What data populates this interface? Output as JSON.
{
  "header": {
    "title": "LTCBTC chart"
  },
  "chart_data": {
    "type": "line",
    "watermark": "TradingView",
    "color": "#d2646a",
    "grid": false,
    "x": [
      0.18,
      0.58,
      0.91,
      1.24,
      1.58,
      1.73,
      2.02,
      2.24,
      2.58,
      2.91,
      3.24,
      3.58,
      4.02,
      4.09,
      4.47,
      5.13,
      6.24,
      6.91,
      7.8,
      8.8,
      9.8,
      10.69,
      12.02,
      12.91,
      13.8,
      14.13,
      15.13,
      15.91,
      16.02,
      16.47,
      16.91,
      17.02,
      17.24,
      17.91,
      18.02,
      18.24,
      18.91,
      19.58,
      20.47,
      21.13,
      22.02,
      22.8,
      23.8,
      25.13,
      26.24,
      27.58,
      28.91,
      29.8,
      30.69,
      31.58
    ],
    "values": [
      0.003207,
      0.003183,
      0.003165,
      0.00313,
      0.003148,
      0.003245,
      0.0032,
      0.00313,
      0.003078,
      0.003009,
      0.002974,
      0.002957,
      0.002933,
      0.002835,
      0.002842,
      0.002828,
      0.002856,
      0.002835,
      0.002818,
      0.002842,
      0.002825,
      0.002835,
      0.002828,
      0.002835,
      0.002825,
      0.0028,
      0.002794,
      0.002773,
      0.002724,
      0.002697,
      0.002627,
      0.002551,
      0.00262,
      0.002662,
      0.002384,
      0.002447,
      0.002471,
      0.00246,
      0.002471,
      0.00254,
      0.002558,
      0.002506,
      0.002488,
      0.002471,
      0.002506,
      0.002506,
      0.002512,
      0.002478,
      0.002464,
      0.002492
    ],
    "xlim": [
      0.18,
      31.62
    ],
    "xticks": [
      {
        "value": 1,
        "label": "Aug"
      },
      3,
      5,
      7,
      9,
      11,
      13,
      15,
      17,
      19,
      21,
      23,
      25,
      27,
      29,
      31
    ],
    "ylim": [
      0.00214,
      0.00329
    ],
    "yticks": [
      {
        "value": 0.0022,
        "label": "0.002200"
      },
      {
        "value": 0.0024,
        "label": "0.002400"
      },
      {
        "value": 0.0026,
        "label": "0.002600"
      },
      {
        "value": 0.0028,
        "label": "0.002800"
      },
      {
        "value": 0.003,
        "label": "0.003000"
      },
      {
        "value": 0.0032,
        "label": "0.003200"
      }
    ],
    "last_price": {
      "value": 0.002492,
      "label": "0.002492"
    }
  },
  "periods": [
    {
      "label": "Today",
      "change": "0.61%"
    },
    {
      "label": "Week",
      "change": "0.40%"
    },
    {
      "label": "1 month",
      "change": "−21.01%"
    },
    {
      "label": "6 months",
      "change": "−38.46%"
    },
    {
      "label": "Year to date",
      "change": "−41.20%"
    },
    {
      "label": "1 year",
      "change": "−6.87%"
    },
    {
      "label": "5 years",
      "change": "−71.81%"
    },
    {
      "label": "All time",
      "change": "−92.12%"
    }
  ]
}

| To do |
Working from the listing above, pick out every line that has "change" and copy it.

| The completed task |
      "change": "0.61%"
      "change": "0.40%"
      "change": "−21.01%"
      "change": "−38.46%"
      "change": "−41.20%"
      "change": "−6.87%"
      "change": "−71.81%"
      "change": "−92.12%"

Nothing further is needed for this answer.